***** GIVEN RECORDS

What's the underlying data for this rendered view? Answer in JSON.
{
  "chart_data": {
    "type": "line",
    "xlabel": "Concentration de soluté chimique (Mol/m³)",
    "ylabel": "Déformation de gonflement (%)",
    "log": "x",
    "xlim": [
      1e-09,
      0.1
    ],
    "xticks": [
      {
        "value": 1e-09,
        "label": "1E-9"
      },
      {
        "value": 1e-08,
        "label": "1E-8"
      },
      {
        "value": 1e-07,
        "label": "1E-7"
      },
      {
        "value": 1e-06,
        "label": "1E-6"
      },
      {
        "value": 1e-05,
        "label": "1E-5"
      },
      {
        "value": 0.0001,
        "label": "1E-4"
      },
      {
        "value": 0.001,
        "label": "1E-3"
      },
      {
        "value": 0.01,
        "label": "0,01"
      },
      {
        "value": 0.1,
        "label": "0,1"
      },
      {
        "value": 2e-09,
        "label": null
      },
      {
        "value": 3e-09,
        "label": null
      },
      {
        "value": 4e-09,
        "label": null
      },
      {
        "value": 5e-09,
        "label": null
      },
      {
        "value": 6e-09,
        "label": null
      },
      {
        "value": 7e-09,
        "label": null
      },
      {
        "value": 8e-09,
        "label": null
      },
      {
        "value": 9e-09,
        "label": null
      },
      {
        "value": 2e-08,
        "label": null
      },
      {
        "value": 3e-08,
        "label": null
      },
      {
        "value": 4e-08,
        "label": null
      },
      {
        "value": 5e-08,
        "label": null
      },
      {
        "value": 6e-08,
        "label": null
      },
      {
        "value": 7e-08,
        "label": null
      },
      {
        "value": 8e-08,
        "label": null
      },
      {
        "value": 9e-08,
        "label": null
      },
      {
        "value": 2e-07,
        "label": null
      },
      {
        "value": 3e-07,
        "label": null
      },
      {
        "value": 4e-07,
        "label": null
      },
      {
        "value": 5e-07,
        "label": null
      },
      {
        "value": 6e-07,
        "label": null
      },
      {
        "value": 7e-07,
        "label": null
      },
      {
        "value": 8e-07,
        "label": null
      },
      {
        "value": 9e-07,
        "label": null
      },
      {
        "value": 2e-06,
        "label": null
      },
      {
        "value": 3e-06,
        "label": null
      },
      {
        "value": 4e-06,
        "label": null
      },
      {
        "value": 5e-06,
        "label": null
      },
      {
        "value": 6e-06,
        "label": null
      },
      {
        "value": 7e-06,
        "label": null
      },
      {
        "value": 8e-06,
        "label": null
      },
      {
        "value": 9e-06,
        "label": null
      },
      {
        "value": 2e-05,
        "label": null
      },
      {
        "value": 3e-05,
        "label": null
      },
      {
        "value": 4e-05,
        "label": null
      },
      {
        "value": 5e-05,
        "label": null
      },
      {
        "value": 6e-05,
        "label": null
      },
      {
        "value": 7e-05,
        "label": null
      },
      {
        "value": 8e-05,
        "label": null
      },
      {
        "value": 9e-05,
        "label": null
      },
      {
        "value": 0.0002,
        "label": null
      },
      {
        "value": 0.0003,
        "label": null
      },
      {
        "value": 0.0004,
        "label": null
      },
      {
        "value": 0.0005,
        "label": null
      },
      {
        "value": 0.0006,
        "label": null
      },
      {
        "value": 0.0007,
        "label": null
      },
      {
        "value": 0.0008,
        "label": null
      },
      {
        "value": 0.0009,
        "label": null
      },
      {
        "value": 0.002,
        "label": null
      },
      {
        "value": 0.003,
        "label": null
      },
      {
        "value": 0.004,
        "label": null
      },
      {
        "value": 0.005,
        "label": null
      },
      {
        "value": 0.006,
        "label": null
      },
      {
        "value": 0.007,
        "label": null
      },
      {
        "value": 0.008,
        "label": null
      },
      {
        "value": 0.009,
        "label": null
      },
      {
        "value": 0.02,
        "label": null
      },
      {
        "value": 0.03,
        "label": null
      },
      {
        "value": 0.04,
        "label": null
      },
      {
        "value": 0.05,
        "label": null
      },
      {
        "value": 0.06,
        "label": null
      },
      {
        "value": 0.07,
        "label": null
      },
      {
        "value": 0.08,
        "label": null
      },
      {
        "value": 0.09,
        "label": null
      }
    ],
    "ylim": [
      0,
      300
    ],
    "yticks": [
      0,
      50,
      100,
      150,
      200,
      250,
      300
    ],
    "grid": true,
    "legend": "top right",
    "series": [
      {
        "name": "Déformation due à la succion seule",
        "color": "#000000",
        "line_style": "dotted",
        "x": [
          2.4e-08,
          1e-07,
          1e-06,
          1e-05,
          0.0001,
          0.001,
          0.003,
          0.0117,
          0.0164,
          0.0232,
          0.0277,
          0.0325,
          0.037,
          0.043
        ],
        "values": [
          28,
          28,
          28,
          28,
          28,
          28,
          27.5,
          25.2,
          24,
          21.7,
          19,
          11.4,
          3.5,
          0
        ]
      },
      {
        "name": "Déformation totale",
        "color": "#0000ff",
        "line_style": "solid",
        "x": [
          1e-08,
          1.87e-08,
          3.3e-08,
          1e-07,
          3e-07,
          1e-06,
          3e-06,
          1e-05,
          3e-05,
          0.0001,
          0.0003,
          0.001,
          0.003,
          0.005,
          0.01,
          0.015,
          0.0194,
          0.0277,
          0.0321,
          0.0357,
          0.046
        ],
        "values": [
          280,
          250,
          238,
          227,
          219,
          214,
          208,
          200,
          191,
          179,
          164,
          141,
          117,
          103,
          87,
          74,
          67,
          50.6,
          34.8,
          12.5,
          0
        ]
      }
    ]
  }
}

**********

◆ **GIVEN EXERCISE**: Type out the whole listing above again, exactly as it stands.

◆ **RESULT FOR THIS EXERCISE**:
What's the underlying data for this rendered view? Answer in JSON.
{
  "chart_data": {
    "type": "line",
    "xlabel": "Concentration de soluté chimique (Mol/m³)",
    "ylabel": "Déformation de gonflement (%)",
    "log": "x",
    "xlim": [
      1e-09,
      0.1
    ],
    "xticks": [
      {
        "value": 1e-09,
        "label": "1E-9"
      },
      {
        "value": 1e-08,
        "label": "1E-8"
      },
      {
        "value": 1e-07,
        "label": "1E-7"
      },
      {
        "value": 1e-06,
        "label": "1E-6"
      },
      {
        "value": 1e-05,
        "label": "1E-5"
      },
      {
        "value": 0.0001,
        "label": "1E-4"
      },
      {
        "value": 0.001,
        "label": "1E-3"
      },
      {
        "value": 0.01,
        "label": "0,01"
      },
      {
        "value": 0.1,
        "label": "0,1"
      },
      {
        "value": 2e-09,
        "label": null
      },
      {
        "value": 3e-09,
        "label": null
      },
      {
        "value": 4e-09,
        "label": null
      },
      {
        "value": 5e-09,
        "label": null
      },
      {
        "value": 6e-09,
        "label": null
      },
      {
        "value": 7e-09,
        "label": null
      },
      {
        "value": 8e-09,
        "label": null
      },
      {
        "value": 9e-09,
        "label": null
      },
      {
        "value": 2e-08,
        "label": null
      },
      {
        "value": 3e-08,
        "label": null
      },
      {
        "value": 4e-08,
        "label": null
      },
      {
        "value": 5e-08,
        "label": null
      },
      {
        "value": 6e-08,
        "label": null
      },
      {
        "value": 7e-08,
        "label": null
      },
      {
        "value": 8e-08,
        "label": null
      },
      {
        "value": 9e-08,
        "label": null
      },
      {
        "value": 2e-07,
        "label": null
      },
      {
        "value": 3e-07,
        "label": null
      },
      {
        "value": 4e-07,
        "label": null
      },
      {
        "value": 5e-07,
        "label": null
      },
      {
        "value": 6e-07,
        "label": null
      },
      {
        "value": 7e-07,
        "label": null
      },
      {
        "value": 8e-07,
        "label": null
      },
      {
        "value": 9e-07,
        "label": null
      },
      {
        "value": 2e-06,
        "label": null
      },
      {
        "value": 3e-06,
        "label": null
      },
      {
        "value": 4e-06,
        "label": null
      },
      {
        "value": 5e-06,
        "label": null
      },
      {
        "value": 6e-06,
        "label": null
      },
      {
        "value": 7e-06,
        "label": null
      },
      {
        "value": 8e-06,
        "label": null
      },
      {
        "value": 9e-06,
        "label": null
      },
      {
        "value": 2e-05,
        "label": null
      },
      {
        "value": 3e-05,
        "label": null
      },
      {
        "value": 4e-05,
        "label": null
      },
      {
        "value": 5e-05,
        "label": null
      },
      {
        "value": 6e-05,
        "label": null
      },
      {
        "value": 7e-05,
        "label": null
      },
      {
        "value": 8e-05,
        "label": null
      },
      {
        "value": 9e-05,
        "label": null
      },
      {
        "value": 0.0002,
        "label": null
      },
      {
        "value": 0.0003,
        "label": null
      },
      {
        "value": 0.0004,
        "label": null
      },
      {
        "value": 0.0005,
        "label": null
      },
      {
        "value": 0.0006,
        "label": null
      },
      {
        "value": 0.0007,
        "label": null
      },
      {
        "value": 0.0008,
        "label": null
      },
      {
        "value": 0.0009,
        "label": null
      },
      {
        "value": 0.002,
        "label": null
      },
      {
        "value": 0.003,
        "label": null
      },
      {
        "value": 0.004,
        "label": null
      },
      {
        "value": 0.005,
        "label": null
      },
      {
        "value": 0.006,
        "label": null
      },
      {
        "value": 0.007,
        "label": null
      },
      {
        "value": 0.008,
        "label": null
      },
      {
        "value": 0.009,
        "label": null
      },
      {
        "value": 0.02,
        "label": null
      },
      {
        "value": 0.03,
        "label": null
      },
      {
        "value": 0.04,
        "label": null
      },
      {
        "value": 0.05,
        "label": null
      },
      {
        "value": 0.06,
        "label": null
      },
      {
        "value": 0.07,
        "label": null
      },
      {
        "value": 0.08,
        "label": null
      },
      {
        "value": 0.09,
        "label": null
      }
    ],
    "ylim": [
      0,
      300
    ],
    "yticks": [
      0,
      50,
      100,
      150,
      200,
      250,
      300
    ],
    "grid": true,
    "legend": "top right",
    "series": [
      {
        "name": "Déformation due à la succion seule",
        "color": "#000000",
        "line_style": "dotted",
        "x": [
          2.4e-08,
          1e-07,
          1e-06,
          1e-05,
          0.0001,
          0.001,
          0.003,
          0.0117,
          0.0164,
          0.0232,
          0.0277,
          0.0325,
          0.037,
          0.043
        ],
        "values": [
          28,
          28,
          28,
          28,
          28,
          28,
          27.5,
          25.2,
          24,
          21.7,
          19,
          11.4,
          3.5,
          0
        ]
      },
      {
        "name": "Déformation totale",
        "color": "#0000ff",
        "line_style": "solid",
        "x": [
          1e-08,
          1.87e-08,
          3.3e-08,
          1e-07,
          3e-07,
          1e-06,
          3e-06,
          1e-05,
          3e-05,
          0.0001,
          0.0003,
          0.001,
          0.003,
          0.005,
          0.01,
          0.015,
          0.0194,
          0.0277,
          0.0321,
          0.0357,
          0.046
        ],
        "values": [
          280,
          250,
          238,
          227,
          219,
          214,
          208,
          200,
          191,
          179,
          164,
          141,
          117,
          103,
          87,
          74,
          67,
          50.6,
          34.8,
          12.5,
          0
        ]
      }
    ]
  }
}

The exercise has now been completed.